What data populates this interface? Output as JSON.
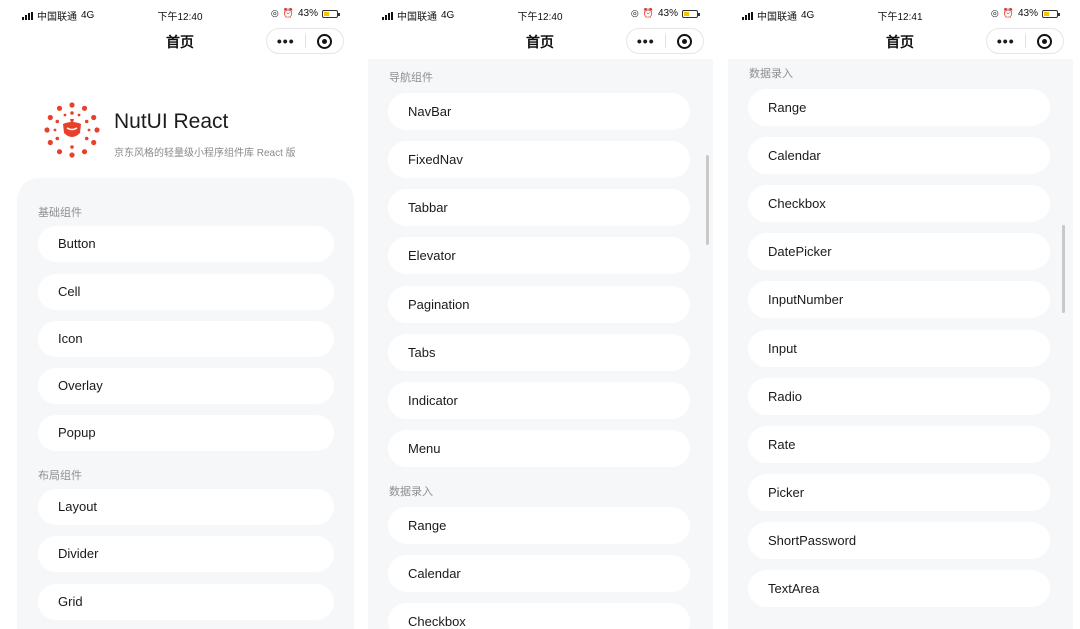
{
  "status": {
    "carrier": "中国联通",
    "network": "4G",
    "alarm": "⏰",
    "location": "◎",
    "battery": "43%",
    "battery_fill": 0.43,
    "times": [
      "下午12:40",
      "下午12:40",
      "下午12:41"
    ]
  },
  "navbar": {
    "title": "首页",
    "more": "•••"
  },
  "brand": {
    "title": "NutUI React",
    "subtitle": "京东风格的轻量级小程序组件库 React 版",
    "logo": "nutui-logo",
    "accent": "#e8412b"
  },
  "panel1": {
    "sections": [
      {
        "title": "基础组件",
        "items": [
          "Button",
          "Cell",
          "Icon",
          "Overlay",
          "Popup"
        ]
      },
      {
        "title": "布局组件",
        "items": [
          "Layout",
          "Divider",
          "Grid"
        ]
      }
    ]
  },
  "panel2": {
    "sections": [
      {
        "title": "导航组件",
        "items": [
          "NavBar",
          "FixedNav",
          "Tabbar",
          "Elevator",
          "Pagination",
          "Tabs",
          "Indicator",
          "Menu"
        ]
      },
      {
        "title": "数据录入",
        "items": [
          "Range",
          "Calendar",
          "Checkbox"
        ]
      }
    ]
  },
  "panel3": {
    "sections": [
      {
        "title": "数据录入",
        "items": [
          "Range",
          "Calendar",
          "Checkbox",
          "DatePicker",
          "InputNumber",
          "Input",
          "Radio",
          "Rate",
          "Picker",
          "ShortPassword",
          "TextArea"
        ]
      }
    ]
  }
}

-------

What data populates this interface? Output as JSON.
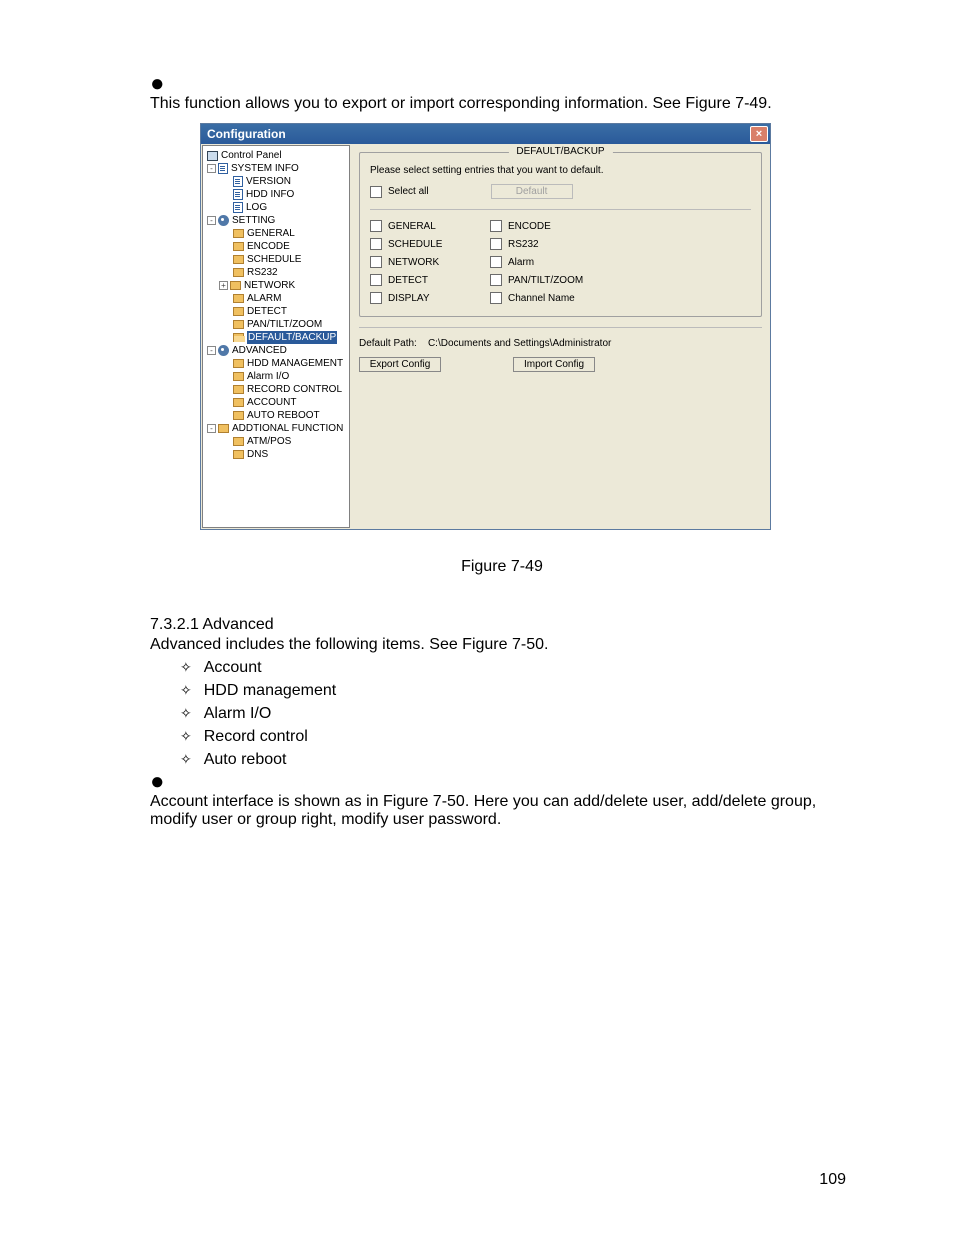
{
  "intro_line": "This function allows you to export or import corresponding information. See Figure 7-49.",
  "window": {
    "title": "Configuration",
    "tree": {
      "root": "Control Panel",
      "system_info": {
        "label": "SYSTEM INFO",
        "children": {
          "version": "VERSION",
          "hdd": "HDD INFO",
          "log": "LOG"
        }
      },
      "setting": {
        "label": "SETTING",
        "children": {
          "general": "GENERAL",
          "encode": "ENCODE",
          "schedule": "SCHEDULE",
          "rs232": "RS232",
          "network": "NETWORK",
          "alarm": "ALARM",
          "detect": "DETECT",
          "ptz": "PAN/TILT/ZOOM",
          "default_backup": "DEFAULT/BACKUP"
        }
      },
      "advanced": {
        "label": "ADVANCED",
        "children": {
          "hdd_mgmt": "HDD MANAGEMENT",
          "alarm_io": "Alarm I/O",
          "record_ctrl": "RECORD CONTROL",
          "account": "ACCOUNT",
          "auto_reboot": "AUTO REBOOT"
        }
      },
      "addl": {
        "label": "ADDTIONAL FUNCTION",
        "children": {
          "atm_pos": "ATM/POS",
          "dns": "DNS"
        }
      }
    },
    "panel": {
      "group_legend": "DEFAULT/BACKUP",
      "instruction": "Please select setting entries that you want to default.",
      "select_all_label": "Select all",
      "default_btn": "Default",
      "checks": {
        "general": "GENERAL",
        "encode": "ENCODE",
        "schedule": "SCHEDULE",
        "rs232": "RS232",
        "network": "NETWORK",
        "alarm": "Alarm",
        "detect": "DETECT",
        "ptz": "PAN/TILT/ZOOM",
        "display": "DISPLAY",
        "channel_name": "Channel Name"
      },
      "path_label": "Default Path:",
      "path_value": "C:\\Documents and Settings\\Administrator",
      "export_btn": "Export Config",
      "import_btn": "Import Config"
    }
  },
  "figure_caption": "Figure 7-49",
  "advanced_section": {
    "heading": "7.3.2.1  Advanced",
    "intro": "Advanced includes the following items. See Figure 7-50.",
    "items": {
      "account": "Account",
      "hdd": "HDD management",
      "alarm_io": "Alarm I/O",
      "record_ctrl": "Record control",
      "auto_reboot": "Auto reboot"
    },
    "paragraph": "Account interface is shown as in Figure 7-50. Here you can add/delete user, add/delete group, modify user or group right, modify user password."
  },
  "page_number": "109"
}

-------

State how many lines in the records above contain the word "network", giving only the number.

» **Result for this exercise**
3